> Provided information
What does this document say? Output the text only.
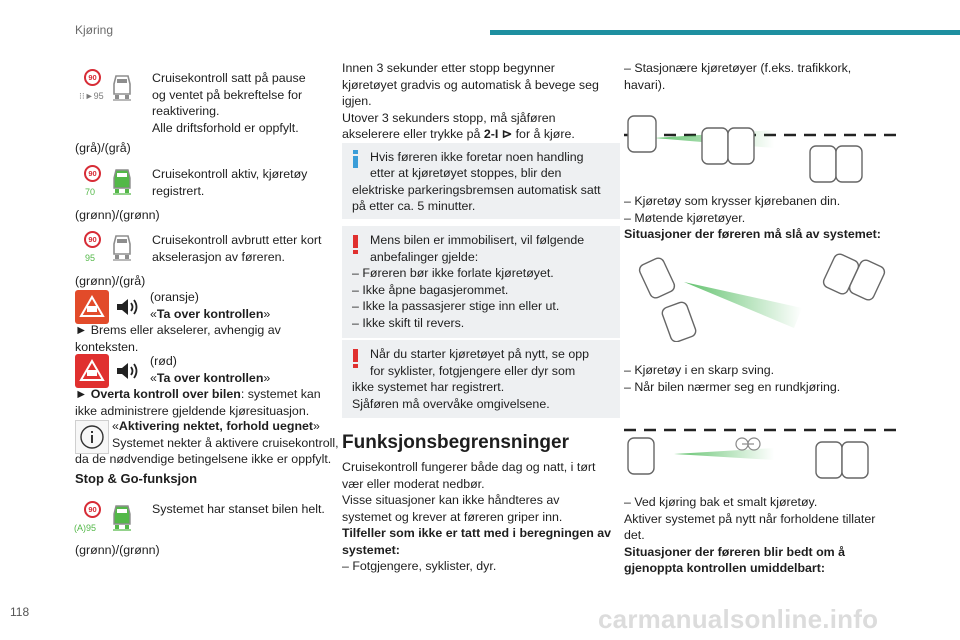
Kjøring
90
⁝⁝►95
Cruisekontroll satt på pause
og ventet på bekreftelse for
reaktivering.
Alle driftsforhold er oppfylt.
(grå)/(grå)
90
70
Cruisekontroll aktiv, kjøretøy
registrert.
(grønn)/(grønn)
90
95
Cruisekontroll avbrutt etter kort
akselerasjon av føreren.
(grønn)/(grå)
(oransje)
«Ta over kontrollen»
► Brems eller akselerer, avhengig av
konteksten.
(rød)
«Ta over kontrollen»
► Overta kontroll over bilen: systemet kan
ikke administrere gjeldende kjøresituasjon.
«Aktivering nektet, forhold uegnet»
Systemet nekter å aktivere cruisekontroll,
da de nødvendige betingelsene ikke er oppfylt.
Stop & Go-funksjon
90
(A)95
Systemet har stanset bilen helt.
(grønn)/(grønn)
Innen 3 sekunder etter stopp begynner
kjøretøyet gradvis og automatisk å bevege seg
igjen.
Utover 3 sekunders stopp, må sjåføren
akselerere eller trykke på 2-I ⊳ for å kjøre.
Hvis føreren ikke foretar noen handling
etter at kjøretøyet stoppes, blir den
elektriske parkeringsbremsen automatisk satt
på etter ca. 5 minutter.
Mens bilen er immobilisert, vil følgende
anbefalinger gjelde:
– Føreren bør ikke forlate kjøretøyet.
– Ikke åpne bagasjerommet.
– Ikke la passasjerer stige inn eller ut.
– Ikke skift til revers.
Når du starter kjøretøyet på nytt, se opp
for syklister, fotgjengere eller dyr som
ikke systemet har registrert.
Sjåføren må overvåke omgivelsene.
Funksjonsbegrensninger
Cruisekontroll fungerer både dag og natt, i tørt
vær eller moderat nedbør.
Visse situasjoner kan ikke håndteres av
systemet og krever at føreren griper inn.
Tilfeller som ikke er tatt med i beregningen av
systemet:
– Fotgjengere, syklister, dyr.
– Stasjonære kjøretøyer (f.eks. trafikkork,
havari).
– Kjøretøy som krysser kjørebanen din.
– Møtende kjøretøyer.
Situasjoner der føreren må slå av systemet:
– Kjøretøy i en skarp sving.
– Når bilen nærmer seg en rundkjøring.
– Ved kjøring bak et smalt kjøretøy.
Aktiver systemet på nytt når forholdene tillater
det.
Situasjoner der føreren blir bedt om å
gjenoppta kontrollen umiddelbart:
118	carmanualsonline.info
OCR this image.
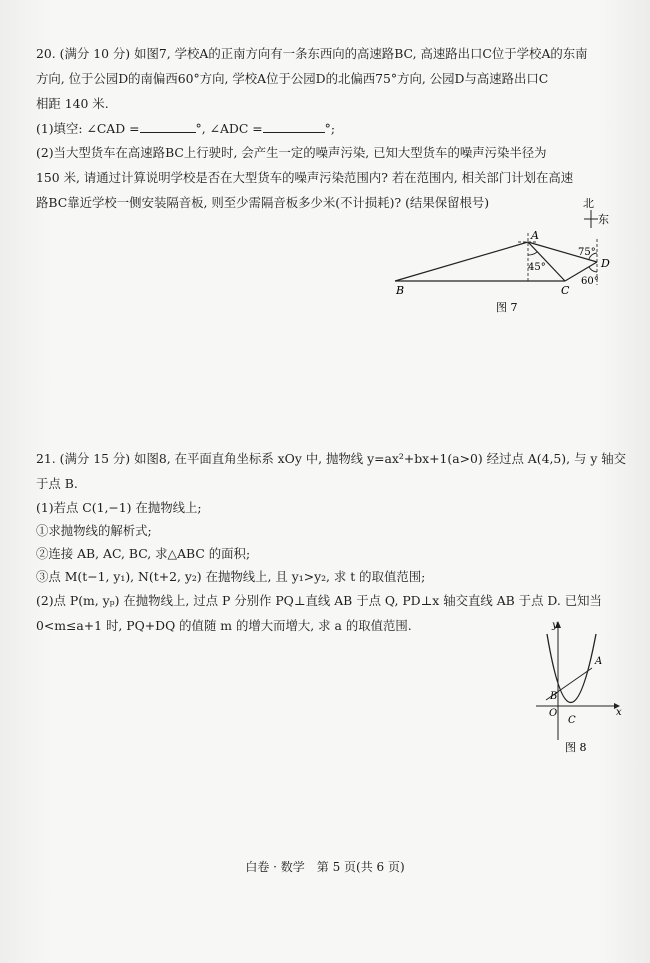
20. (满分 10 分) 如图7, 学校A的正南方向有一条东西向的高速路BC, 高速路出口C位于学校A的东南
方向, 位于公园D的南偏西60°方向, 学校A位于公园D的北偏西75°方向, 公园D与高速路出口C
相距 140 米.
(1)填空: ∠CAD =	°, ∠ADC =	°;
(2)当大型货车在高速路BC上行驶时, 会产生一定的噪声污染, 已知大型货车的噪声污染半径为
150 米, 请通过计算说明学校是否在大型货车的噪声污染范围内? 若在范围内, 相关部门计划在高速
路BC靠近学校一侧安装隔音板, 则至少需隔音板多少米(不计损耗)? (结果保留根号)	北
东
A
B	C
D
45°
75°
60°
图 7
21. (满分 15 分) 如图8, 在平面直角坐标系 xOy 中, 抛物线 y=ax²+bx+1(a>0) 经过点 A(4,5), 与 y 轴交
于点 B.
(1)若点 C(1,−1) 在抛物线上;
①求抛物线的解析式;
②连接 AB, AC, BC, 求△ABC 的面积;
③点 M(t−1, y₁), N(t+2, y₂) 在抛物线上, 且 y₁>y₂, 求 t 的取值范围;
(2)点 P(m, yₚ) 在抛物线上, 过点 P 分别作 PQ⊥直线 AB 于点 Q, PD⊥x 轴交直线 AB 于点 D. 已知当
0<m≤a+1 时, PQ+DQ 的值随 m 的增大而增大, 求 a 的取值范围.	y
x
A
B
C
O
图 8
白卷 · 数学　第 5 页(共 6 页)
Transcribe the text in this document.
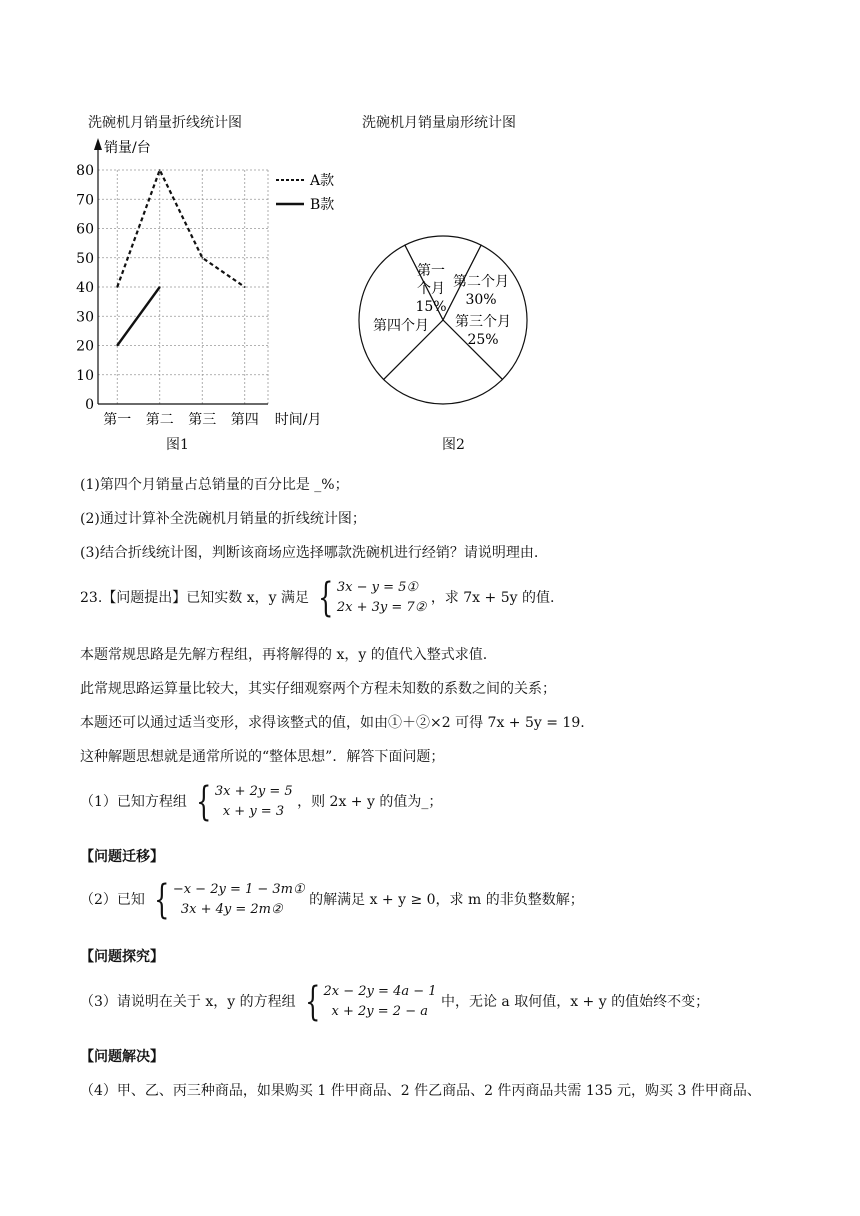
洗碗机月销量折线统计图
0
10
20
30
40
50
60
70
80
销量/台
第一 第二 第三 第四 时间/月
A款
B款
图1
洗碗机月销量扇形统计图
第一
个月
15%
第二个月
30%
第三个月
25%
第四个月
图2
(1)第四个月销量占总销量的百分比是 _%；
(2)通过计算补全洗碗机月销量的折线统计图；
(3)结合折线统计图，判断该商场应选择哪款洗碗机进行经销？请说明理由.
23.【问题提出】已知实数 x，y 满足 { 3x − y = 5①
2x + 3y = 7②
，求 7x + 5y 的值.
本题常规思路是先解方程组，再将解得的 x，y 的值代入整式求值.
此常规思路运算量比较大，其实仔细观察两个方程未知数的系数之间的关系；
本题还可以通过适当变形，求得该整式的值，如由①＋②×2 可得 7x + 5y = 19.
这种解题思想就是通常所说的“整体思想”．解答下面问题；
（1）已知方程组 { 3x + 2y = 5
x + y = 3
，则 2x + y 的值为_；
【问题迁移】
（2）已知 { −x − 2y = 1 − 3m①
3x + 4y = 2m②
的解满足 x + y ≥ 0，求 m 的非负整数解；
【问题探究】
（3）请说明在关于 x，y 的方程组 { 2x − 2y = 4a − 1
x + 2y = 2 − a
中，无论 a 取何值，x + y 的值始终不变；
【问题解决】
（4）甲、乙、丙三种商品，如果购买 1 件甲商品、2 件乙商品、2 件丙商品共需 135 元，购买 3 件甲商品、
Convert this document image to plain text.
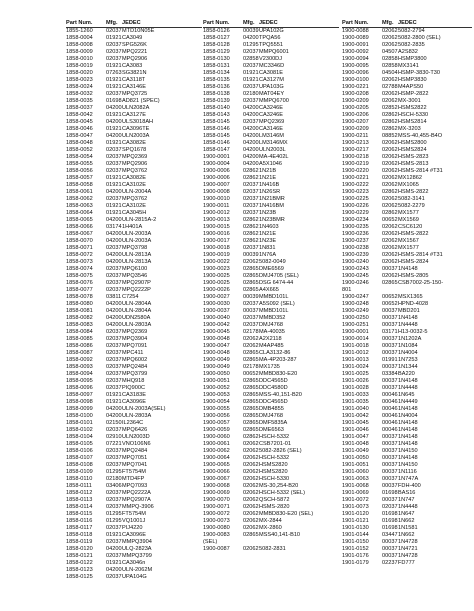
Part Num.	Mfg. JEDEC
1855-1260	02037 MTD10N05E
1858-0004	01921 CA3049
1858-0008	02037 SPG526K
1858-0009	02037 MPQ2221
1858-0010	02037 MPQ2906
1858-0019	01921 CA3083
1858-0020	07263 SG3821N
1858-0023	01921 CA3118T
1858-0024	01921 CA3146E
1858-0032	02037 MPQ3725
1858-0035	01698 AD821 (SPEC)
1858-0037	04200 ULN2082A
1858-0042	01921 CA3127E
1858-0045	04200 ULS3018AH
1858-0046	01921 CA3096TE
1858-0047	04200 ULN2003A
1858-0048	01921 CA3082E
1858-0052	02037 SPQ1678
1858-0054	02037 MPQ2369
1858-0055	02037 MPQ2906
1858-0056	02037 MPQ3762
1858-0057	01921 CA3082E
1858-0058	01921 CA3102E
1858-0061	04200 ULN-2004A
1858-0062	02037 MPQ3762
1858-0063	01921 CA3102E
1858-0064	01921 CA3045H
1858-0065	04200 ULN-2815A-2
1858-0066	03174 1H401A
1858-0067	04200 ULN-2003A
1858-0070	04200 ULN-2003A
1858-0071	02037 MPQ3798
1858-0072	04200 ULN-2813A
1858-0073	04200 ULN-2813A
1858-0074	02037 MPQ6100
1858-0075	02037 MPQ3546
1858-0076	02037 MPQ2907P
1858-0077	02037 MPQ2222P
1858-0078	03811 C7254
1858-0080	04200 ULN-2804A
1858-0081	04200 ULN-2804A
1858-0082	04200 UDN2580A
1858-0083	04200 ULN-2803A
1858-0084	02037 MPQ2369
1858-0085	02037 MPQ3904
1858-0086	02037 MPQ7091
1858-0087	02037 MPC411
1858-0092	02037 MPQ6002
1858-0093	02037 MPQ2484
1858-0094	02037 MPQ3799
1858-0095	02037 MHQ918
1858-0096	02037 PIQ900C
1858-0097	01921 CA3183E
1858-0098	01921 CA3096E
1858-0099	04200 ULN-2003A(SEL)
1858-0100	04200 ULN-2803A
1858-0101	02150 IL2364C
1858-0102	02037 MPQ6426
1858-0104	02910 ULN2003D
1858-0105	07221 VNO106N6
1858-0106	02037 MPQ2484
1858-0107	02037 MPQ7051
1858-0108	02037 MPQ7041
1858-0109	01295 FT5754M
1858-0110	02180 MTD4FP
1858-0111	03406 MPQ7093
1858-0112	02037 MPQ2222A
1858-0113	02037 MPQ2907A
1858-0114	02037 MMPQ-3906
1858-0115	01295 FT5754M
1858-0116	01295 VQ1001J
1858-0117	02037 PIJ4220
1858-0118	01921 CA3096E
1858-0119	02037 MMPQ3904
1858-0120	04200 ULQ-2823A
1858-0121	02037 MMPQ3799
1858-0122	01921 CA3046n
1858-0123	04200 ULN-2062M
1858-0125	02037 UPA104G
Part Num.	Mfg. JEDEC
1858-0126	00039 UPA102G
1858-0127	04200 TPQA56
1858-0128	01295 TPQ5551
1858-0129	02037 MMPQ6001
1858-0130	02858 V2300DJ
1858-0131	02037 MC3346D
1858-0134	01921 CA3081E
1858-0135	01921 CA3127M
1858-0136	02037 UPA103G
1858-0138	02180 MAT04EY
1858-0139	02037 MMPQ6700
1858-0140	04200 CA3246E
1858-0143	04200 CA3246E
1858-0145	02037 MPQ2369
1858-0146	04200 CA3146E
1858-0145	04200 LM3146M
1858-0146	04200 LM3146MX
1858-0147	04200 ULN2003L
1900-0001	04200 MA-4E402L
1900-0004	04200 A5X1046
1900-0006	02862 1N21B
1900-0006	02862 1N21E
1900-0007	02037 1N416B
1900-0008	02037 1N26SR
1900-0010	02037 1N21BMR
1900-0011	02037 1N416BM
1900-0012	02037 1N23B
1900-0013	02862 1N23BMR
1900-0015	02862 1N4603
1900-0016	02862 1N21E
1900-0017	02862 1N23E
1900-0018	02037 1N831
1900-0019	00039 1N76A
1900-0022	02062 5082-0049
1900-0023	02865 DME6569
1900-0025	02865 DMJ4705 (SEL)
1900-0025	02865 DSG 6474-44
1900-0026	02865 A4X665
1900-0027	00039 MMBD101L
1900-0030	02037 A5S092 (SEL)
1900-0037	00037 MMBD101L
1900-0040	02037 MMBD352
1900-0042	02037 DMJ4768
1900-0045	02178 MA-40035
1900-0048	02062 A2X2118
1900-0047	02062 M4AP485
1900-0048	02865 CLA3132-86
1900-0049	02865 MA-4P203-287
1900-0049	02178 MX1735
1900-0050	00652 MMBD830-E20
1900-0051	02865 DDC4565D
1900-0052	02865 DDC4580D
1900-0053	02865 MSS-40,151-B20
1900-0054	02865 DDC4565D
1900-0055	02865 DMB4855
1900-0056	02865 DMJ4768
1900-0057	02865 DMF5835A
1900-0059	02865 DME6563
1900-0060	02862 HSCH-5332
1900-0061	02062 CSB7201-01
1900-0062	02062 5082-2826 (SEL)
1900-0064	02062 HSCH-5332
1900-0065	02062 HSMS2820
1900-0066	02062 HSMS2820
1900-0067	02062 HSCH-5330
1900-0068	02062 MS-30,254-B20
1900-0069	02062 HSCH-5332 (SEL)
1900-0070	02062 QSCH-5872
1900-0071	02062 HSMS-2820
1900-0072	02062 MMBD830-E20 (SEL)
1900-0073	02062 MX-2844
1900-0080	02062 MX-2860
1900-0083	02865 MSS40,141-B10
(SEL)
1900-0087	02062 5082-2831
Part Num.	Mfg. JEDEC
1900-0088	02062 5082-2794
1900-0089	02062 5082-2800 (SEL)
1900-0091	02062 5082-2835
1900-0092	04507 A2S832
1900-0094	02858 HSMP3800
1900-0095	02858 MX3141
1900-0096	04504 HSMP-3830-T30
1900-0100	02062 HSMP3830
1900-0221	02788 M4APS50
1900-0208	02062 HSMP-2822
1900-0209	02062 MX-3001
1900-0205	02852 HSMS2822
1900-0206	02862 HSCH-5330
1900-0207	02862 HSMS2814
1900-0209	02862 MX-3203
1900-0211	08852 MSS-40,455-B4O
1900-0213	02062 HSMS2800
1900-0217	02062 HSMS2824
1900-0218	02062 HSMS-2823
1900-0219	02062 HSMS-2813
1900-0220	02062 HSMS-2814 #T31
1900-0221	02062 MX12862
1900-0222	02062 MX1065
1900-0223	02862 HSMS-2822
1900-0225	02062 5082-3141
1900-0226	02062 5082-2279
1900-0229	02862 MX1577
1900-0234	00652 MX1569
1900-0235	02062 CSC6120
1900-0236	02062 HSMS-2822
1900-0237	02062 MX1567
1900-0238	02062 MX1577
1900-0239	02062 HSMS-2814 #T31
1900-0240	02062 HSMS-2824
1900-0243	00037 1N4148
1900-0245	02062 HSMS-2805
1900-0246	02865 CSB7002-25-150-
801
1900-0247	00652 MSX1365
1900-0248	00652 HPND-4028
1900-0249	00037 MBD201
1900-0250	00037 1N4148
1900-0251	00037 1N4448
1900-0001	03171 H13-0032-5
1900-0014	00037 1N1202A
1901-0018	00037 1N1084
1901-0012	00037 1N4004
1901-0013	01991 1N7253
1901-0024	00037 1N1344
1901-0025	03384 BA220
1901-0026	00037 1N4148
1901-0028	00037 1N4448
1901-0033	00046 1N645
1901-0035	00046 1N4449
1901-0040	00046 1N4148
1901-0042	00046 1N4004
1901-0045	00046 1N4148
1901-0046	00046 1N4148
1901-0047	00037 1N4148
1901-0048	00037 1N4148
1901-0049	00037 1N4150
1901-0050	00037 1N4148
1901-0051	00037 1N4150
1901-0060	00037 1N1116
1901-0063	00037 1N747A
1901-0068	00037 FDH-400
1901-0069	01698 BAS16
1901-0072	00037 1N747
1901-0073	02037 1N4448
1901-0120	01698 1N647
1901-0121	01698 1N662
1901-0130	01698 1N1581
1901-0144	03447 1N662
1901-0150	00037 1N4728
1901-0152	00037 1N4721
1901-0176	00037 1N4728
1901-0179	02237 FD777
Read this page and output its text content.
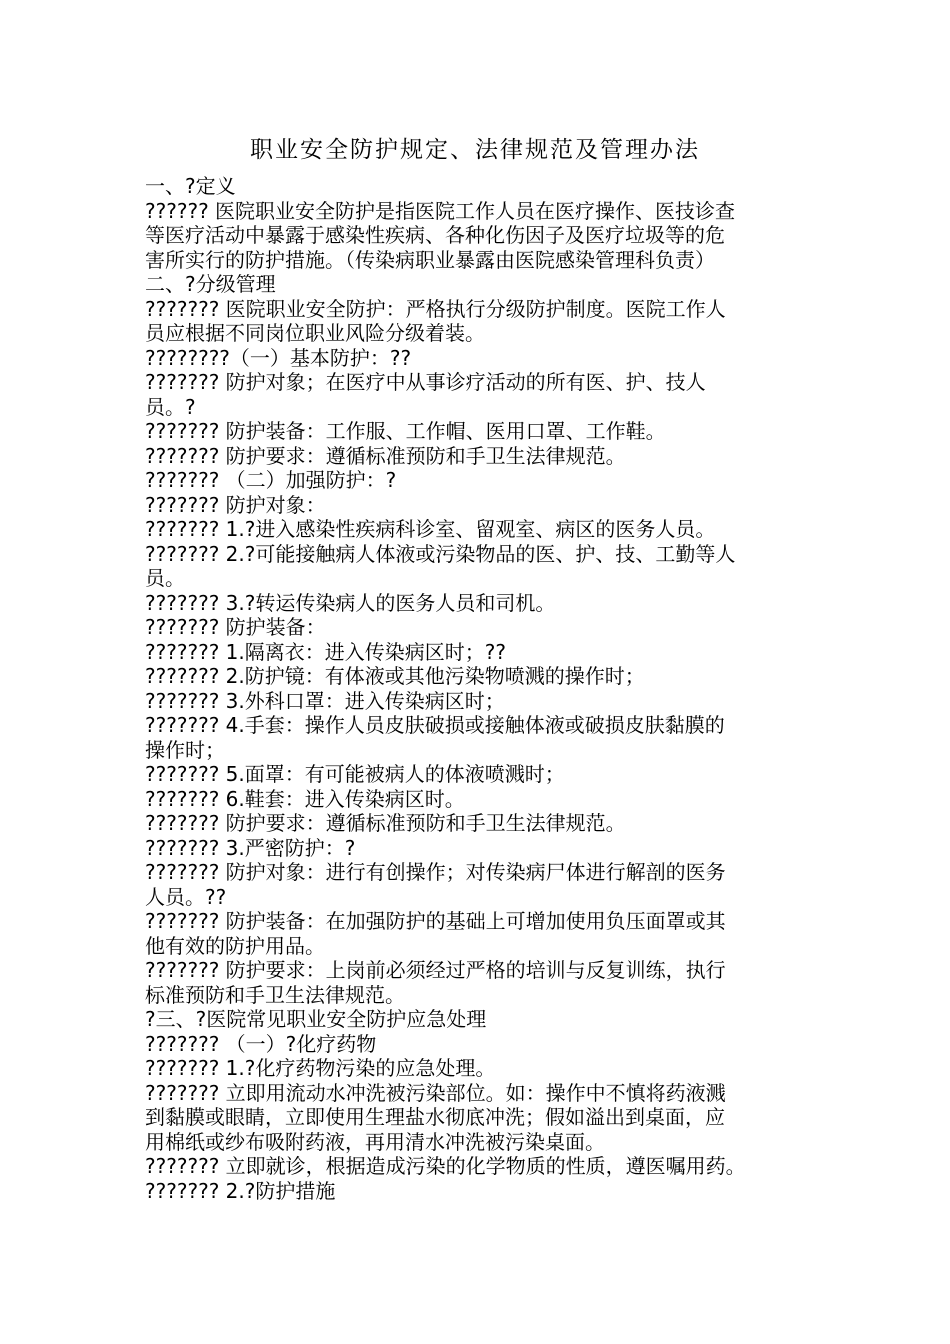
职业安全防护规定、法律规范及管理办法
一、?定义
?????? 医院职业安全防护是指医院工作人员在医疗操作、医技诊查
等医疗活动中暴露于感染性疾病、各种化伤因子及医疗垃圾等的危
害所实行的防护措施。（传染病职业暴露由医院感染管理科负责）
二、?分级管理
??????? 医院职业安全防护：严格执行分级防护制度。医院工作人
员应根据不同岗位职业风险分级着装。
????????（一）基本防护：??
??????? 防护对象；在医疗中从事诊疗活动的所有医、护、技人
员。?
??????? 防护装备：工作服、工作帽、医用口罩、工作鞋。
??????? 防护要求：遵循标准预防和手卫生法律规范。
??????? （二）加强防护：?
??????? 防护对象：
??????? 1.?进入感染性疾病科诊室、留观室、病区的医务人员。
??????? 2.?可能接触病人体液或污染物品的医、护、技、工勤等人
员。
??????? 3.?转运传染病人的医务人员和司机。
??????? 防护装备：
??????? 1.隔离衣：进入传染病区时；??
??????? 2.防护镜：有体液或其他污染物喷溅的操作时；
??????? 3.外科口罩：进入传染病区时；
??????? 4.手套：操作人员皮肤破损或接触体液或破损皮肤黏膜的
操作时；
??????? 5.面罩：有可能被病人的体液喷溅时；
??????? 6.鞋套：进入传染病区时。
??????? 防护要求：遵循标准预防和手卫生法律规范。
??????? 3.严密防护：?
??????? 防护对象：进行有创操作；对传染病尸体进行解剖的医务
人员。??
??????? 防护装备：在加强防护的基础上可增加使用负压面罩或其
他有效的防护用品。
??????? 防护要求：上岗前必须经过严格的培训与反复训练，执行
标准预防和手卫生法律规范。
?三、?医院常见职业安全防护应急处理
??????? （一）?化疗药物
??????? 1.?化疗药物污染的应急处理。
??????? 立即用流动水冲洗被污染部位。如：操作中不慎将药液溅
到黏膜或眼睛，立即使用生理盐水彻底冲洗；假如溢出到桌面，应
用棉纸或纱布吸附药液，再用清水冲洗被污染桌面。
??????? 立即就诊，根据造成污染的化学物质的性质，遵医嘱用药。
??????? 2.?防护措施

> What the task requires
Only lines with the word "etter" are wanted, so copy each one from the records.

> The reply
Cruisekontroll avbrutt etter kort
Innen 3 sekunder etter stopp begynner
etter at kjøretøyet stoppes, blir den
på etter ca. 5 minutter.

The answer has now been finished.